THE EXERCISE:
For each line that holds "total", copy the line out.

MATERIAL PROVIDED:

--- START ---

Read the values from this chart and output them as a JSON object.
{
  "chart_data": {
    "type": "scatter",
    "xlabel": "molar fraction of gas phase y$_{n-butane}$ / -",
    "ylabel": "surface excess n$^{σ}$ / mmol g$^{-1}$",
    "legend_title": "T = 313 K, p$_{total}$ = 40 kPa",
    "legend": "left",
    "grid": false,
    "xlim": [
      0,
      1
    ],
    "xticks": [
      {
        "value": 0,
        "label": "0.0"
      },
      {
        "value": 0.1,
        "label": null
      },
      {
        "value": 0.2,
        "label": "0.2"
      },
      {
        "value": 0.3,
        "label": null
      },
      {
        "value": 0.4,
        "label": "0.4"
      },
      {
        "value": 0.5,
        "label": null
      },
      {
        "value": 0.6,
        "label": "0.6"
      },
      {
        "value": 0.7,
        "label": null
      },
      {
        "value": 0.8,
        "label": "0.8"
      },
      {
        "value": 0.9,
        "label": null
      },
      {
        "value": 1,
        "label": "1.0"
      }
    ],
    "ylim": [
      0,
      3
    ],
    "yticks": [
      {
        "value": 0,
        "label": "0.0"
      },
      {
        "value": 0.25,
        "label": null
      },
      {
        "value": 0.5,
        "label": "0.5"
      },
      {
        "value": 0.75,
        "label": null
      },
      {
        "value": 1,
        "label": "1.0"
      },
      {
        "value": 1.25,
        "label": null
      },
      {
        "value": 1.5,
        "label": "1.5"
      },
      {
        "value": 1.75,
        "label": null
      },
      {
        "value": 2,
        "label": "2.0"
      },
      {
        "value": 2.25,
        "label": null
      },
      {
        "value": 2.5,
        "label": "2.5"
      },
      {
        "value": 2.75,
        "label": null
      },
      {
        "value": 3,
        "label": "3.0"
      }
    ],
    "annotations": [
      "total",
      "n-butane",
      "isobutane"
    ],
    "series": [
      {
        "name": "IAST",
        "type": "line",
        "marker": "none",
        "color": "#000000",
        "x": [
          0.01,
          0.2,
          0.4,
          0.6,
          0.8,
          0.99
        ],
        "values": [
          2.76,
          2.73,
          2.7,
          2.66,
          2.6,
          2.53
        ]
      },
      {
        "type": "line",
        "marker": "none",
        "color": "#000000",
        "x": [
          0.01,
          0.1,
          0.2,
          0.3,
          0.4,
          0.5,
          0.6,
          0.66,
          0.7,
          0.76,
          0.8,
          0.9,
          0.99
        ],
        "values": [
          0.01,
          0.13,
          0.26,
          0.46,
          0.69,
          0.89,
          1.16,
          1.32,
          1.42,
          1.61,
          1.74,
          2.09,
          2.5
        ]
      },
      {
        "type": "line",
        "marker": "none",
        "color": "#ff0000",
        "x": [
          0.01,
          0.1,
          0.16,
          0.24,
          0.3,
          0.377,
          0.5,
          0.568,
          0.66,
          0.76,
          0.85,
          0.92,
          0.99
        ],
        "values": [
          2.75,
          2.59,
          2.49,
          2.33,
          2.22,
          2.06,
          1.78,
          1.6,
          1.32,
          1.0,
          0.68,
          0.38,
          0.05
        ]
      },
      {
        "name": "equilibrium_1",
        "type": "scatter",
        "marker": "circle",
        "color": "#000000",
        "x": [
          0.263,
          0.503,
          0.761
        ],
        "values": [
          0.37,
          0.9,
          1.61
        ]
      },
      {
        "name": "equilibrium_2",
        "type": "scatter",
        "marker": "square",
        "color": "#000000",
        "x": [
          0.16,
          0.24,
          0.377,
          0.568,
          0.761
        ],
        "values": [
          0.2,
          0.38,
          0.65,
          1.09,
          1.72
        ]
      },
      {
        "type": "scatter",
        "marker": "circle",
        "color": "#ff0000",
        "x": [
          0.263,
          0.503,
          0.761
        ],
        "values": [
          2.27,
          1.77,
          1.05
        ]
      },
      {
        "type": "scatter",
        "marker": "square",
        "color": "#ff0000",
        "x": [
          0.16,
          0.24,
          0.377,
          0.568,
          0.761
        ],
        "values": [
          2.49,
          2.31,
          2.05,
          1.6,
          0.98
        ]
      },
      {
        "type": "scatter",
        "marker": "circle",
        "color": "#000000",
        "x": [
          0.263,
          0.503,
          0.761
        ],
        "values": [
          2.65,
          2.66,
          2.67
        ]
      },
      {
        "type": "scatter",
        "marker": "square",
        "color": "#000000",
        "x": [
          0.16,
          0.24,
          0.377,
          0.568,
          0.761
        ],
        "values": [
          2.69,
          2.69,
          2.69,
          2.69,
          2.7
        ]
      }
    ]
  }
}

--- END ---

WRITTEN RESPONSE:
    "legend_title": "T = 313 K, p$_{total}$ = 40 kPa",
      "total",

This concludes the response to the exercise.